[Dataset excerpt]

--- Start ---

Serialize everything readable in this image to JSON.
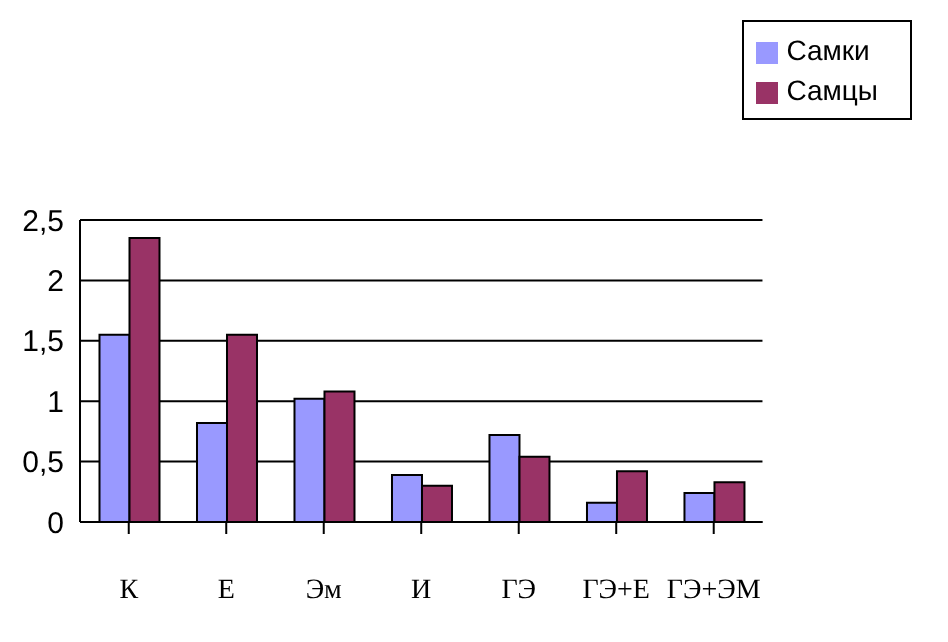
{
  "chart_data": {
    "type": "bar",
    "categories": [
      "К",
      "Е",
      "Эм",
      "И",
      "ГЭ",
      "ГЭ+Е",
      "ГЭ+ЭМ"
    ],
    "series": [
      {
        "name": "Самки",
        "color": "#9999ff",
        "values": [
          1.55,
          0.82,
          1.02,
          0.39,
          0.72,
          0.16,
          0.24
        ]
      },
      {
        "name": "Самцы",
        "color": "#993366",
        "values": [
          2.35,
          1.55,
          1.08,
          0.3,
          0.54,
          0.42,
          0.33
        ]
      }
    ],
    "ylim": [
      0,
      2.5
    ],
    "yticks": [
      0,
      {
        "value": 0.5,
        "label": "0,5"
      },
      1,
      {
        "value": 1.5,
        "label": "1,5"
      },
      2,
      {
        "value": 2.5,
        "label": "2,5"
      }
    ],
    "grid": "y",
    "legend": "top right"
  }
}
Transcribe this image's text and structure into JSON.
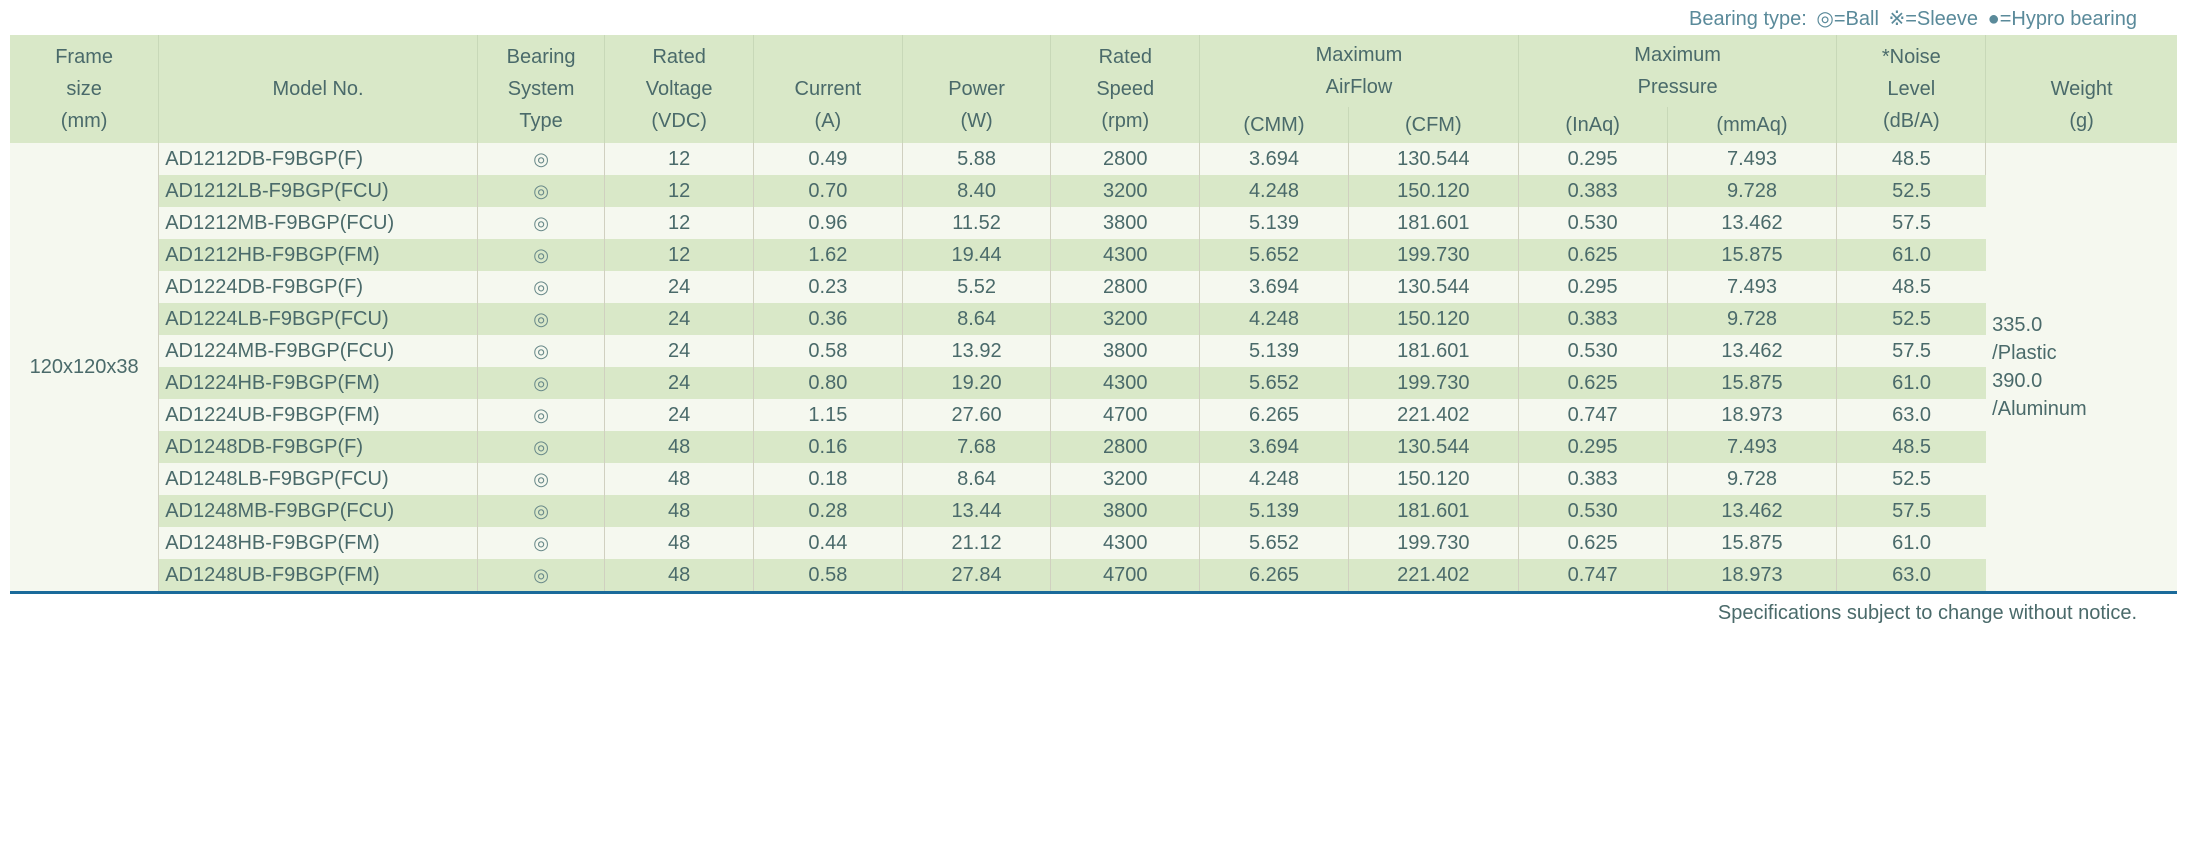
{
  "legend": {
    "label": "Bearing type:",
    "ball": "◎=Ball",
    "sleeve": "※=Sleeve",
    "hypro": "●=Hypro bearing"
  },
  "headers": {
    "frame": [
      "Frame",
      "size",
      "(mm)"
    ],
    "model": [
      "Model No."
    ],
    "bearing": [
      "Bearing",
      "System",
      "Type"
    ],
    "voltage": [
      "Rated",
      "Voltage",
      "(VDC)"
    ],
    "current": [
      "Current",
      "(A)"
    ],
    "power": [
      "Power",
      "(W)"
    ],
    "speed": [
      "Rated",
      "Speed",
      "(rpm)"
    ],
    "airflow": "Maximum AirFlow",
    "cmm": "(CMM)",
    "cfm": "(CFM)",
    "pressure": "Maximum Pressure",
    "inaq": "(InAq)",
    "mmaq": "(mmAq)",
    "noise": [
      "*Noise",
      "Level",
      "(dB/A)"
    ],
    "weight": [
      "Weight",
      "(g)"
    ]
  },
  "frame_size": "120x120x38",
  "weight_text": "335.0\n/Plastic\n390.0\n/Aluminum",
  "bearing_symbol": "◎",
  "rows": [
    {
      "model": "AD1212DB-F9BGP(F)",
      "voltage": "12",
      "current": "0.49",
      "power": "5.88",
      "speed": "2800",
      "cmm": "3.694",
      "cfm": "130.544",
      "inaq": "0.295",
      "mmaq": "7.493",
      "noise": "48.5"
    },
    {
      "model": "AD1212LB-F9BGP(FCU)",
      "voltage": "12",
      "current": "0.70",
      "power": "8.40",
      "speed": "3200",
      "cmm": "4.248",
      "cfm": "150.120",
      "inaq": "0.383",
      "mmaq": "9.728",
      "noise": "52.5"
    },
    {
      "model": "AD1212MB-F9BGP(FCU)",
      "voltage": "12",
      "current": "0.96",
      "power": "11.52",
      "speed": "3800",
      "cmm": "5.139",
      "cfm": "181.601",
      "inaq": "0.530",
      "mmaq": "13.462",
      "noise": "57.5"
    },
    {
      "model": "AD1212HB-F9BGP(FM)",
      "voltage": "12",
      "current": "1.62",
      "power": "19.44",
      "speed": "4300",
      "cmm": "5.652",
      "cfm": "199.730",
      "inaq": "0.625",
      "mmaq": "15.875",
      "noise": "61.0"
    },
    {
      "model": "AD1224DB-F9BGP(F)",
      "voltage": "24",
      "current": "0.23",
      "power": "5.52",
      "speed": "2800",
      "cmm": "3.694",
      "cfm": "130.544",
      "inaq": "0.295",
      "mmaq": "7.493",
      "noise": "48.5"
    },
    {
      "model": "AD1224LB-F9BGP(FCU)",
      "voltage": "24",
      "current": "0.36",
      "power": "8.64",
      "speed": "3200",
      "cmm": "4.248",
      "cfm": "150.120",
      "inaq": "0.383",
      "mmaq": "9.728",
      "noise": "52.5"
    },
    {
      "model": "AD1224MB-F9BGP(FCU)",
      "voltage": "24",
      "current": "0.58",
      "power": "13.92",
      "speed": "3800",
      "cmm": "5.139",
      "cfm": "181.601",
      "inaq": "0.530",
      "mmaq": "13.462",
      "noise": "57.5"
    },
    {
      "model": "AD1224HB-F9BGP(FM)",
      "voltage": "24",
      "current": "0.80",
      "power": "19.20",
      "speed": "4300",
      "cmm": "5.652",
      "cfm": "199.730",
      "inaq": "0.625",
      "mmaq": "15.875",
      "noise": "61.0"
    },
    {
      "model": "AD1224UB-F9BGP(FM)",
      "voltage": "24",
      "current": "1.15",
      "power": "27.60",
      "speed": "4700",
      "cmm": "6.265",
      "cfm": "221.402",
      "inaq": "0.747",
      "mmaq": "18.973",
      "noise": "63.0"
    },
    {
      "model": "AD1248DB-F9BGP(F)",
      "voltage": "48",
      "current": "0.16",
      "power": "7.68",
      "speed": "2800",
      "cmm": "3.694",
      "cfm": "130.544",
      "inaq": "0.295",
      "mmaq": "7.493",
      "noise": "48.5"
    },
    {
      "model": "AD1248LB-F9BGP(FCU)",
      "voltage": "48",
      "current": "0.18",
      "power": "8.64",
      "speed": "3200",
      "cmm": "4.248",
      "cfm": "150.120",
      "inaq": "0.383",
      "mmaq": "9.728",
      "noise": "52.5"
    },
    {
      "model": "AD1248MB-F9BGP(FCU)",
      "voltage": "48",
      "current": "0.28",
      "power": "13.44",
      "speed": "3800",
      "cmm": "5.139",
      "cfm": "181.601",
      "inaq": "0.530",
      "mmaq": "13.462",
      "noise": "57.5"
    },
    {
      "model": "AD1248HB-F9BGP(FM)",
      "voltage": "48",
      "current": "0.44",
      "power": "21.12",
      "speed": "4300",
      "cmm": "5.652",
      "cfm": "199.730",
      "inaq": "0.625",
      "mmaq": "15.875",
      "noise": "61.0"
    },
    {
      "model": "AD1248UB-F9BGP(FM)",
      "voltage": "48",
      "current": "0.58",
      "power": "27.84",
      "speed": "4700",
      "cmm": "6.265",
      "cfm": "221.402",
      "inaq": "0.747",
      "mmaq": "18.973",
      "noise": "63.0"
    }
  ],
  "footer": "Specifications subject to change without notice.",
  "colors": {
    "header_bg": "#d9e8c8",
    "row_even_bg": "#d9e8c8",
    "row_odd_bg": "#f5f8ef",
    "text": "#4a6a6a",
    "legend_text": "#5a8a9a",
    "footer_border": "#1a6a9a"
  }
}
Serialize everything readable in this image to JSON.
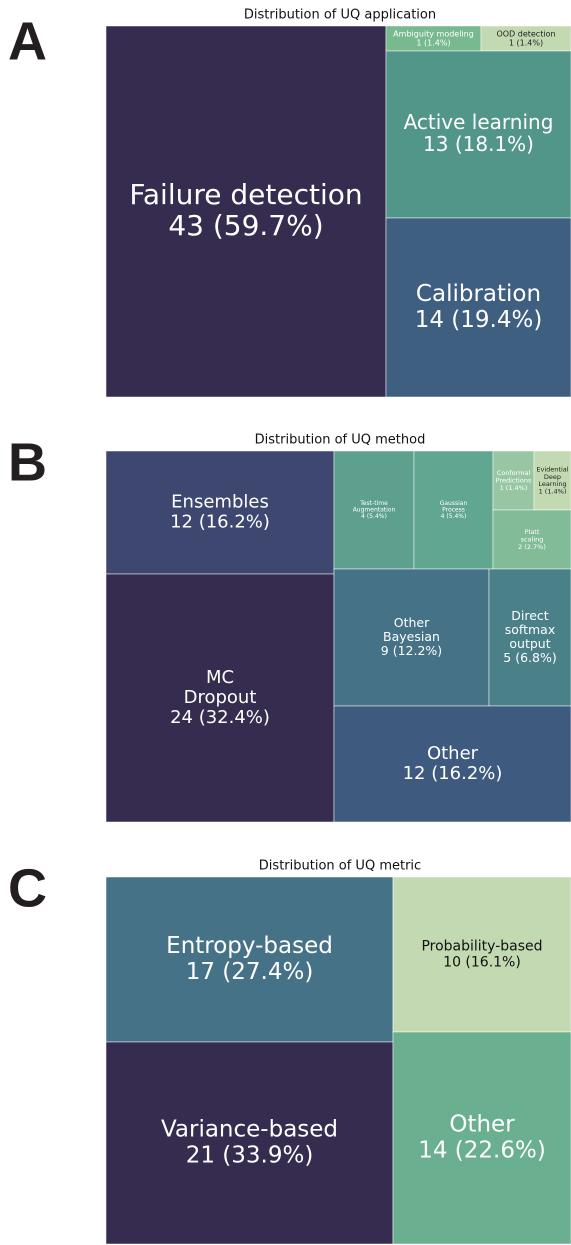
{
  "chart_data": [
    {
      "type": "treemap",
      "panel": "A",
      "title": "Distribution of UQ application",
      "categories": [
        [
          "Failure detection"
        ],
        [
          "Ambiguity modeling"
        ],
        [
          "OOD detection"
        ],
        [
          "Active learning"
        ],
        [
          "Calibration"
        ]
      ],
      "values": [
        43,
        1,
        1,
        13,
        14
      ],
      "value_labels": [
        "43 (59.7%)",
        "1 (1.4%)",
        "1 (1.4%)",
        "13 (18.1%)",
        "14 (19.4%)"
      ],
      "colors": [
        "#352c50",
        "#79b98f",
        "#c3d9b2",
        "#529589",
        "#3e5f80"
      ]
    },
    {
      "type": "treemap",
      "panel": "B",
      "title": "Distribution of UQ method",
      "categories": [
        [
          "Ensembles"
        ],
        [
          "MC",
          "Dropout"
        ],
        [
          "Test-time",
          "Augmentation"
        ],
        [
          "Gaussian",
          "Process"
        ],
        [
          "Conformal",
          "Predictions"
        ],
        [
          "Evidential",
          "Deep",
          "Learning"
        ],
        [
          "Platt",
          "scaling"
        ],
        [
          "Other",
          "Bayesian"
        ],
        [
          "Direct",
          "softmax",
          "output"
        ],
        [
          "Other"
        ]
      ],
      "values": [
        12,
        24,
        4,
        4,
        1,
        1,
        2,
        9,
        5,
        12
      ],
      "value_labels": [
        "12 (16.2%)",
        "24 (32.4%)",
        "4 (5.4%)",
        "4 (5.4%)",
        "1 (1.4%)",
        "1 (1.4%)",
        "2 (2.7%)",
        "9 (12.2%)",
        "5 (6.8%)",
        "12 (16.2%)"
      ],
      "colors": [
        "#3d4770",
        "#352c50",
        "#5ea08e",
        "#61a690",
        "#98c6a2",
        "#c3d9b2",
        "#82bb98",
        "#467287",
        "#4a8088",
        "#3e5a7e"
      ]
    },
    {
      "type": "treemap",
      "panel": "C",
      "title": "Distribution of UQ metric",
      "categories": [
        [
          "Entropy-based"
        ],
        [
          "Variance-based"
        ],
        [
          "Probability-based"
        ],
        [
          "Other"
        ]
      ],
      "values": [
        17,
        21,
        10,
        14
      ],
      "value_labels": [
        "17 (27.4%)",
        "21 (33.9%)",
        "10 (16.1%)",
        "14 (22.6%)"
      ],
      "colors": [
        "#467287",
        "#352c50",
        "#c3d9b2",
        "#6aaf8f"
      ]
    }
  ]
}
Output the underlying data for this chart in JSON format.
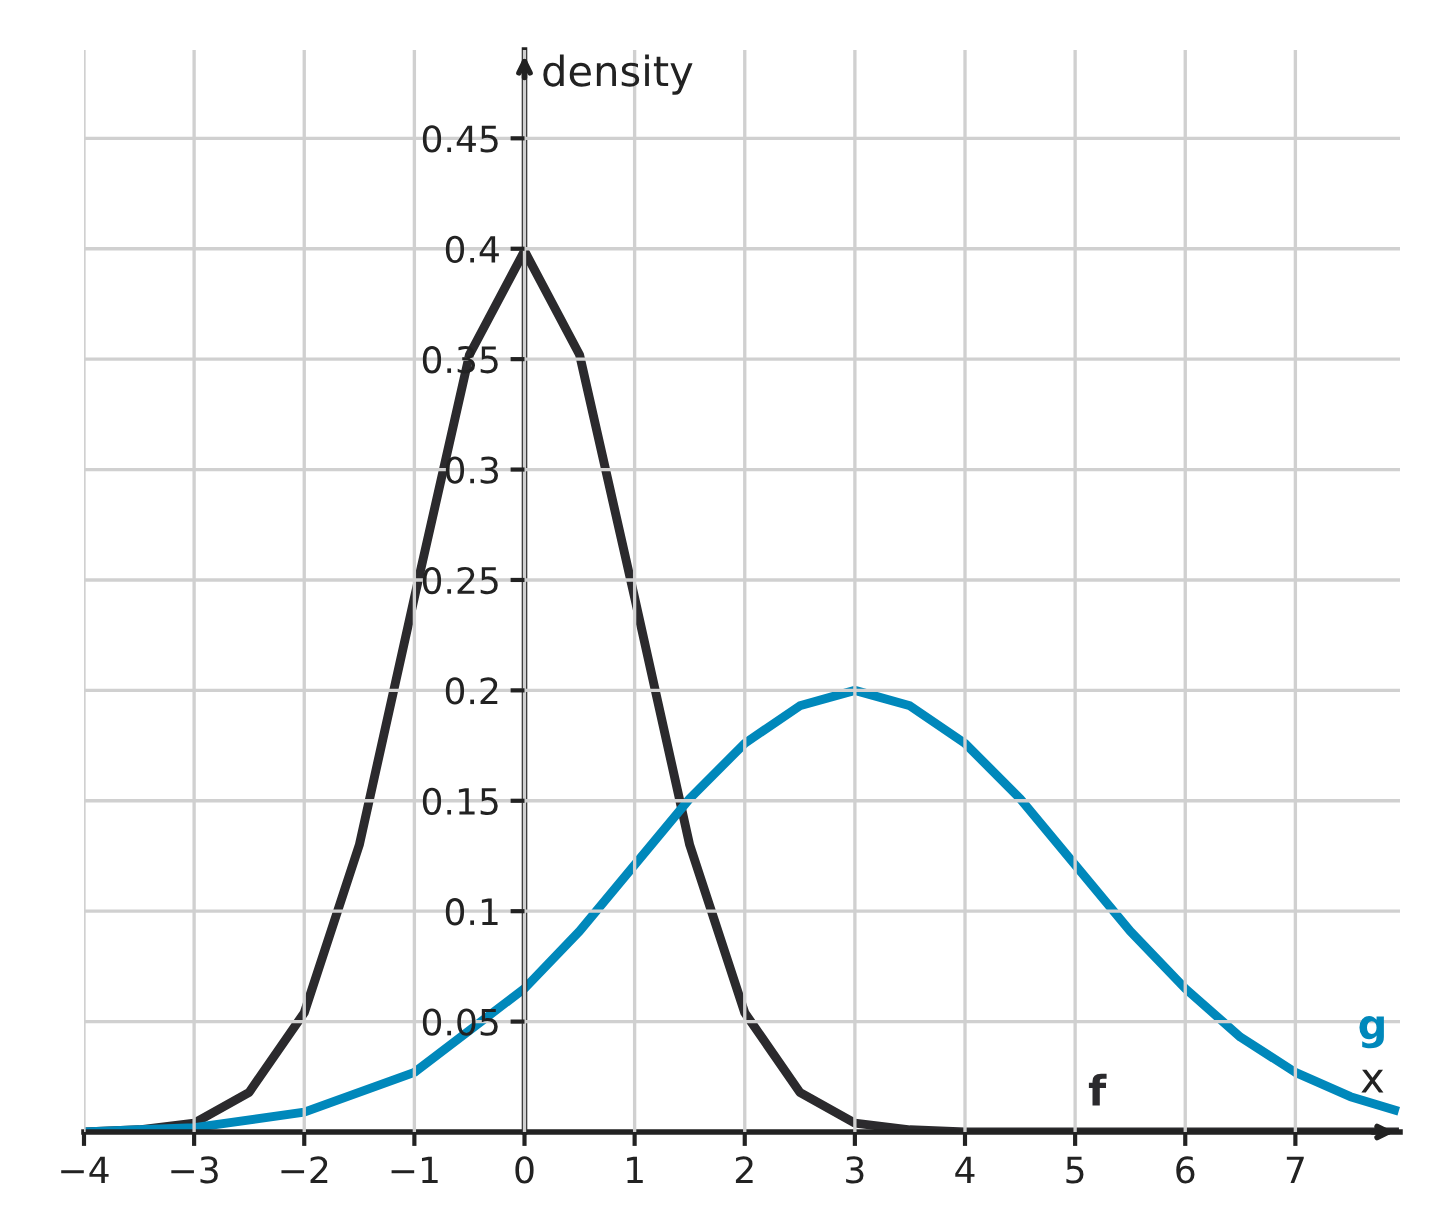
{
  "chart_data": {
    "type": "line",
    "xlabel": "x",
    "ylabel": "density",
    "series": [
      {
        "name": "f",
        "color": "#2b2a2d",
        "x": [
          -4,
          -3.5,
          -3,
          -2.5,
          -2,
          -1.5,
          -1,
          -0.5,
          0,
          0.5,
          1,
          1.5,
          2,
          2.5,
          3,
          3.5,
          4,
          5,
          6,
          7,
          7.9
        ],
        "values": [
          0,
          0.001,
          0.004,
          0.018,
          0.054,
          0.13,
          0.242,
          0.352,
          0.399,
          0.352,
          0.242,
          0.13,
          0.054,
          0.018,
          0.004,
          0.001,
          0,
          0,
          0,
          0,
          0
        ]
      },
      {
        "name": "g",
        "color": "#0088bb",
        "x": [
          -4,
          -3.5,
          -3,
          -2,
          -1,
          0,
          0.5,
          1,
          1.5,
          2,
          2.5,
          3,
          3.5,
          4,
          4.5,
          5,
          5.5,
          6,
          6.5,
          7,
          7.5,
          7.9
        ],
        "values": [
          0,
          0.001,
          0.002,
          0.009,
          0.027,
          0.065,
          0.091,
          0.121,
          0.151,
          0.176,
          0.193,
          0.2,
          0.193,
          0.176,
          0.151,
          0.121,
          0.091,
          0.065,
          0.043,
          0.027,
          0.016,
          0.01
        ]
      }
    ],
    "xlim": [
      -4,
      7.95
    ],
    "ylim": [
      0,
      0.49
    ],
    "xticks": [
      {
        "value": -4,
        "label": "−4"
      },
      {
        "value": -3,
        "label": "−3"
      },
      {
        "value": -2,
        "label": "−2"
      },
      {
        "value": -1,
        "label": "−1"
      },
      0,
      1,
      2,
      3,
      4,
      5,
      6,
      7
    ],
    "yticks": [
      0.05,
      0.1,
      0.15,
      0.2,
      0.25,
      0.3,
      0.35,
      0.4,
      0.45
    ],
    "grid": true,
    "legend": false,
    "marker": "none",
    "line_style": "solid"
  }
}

--- End ---

Look through the data above. Find each line with the string "title" and copy it.

» **Task solution**:
      "title": "Distribution of UQ application",
      "title": "Distribution of UQ method",
      "title": "Distribution of UQ metric",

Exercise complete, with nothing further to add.